| Tasks for this exercise |
(1) Please repeat the passage of the fibulin-2 abstract from "Conclusion: Deficiency of" to "post-MI heart failure." word for word.
(2) Answer these questions from the fibulin-2 abstract:
(a) Which artery was ligated to produce the infarction?
(b) How long after the infarction were tissues from non-ischemic myocardium collected?
(c) What were the two-week survival rates for the Fbln2−/− and wild type mice?
(3) By the fibulin-2 abstract's own account, how does fibulin-2 deficiency improve survival and ventricular function after a large MI? Answer in one to three sentences.

*** Document extract Section Begins ***

Abstract 864: Fibulin-2 Deficiency Improves Survival After Experimental Myocardial Infarction by Attenuating Myocardial Fibrosis and Ventricualar Dysfunction
Background: Ventricular myocardium undergoes geometric changes as physiological adaptation, but the regulatory mechanisms governing the transition from this compensatory adaptation to heart failure are not well understood. We recently found that fibulin-2, an extracellular matrix (ECM) protein, promotes reparative fibrosis after myocardial infarction (MI) in the mouse model. Here we examined whether fibulin-2 is involved in progression of chronic reactive fibrosis after MI.
Materials and Methods: Fibulin-2 total deficient mice (Fbln2−/−) and age matched wild type (WT) male mice were studied and their left anterior descending coronary artery was ligated near its origin to produce a large MI. Ventricular function was assessed by echocardiography and cardiac catheterization. Tissues from non-ischemic myocardium were collected 2 weeks after MI for real-time RT-PCR, Western blot, gelatin zymography, and histology. Data are expressed as mean ± SEM.
Results: Two weeks following large MI (approximately 50% of LV subjected to permanent ischemia), survival rate was significantly better in Fbln2−/− than in WT (85 vs. 45%; n = 60 and 73, respectively). Ventricular hypertrophy and dilatation were comparable between the two groups. However, Fbln2−/− showed significantly better ventricular function than WT by echocardiogram (%FS 34.6 ± 1.2 vs. 27 ± 2.1%, p< 0.01) and by hemodynamic assessment [LVEDP 8.5 ± 1.4 vs. 20.1 ± 2.2 mmHg, p < 0.005; (+)dP/dTmax 4885 ±392 vs. 3055 ±591 mmHg/s, p< 0.05; and (−)dP/dTmax 4102±308 vs. 2437 ±419 mmHg/s, p< 0.005]. Collagens type I, type III, and MMP-2 mRNA expressions were significantly higher in WT than in Fbln2−/−, as were the histological evidence of myocardial fibrosis and MMP-2 activity. TGF-β1 and its phosphorylated downstream signaling proteins, p-Smad2, p-TAK-1, and p-p38, were all significantly up-regulated in WT but not in Fbln2−/−.
Conclusion: Deficiency of fibulin-2 does not prevent ventricular dilatation or hypertrophy after large transmural MI but dramatically improves survival and ventricular function by attenuating myocardial fibrosis. Our data suggest that fibuiln-2 modulates TGF-β in provoking myocardial fibrosis after MI and thus may play a pivotal role in the progression of post-MI heart failure.

*** Document extract Section Ends ***
*** Dataset extract Section Begins ***

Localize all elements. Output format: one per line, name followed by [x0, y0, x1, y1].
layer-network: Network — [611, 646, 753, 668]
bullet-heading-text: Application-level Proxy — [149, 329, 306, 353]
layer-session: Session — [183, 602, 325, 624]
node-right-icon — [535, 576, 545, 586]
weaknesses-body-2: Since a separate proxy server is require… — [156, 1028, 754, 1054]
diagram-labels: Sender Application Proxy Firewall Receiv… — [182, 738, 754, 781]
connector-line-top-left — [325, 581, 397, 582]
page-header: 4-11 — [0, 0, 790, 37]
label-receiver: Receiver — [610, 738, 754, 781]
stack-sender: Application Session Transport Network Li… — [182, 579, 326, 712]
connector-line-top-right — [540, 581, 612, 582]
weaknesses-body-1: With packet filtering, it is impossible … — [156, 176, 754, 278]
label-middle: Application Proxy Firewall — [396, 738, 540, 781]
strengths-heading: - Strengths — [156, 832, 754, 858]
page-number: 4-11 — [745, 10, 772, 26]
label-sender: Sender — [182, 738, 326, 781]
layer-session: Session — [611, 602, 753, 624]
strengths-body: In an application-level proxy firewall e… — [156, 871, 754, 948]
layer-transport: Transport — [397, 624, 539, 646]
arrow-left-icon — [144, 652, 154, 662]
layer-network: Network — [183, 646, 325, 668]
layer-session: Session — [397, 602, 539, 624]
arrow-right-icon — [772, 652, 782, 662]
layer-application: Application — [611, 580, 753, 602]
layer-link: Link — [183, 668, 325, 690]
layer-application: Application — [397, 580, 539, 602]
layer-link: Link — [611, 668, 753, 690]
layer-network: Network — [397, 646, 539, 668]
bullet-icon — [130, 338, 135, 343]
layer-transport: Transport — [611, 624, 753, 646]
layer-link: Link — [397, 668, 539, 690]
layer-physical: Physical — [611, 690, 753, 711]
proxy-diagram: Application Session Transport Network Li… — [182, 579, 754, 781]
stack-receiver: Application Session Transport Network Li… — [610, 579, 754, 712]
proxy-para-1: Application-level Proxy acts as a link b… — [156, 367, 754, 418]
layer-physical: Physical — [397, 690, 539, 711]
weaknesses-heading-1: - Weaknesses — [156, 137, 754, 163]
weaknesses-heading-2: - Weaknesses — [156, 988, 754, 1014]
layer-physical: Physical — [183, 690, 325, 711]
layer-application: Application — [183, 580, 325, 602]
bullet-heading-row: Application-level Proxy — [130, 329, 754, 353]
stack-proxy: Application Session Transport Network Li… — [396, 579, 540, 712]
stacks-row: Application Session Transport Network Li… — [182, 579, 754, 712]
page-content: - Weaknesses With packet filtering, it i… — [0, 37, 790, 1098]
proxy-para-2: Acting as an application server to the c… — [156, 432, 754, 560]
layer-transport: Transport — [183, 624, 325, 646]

*** Dataset extract Section Ends ***

| Responses by task |
(1)
Conclusion: Deficiency of fibulin-2 does not prevent ventricular dilatation or hypertrophy after large transmural MI but dramatically improves survival and ventricular function by attenuating myocardial fibrosis. Our data suggest that fibuiln-2 modulates TGF-β in provoking myocardial fibrosis after MI and thus may play a pivotal role in the progression of post-MI heart failure.

(2)
(a) The left anterior descending coronary artery, ligated near its origin.
(b) 2 weeks.
(c) 85% for Fbln2−/− and 45% for wild type.

(3) Fibulin-2 deficiency improves survival and ventricular function by attenuating myocardial fibrosis. It does not prevent ventricular dilatation or hypertrophy after large transmural MI.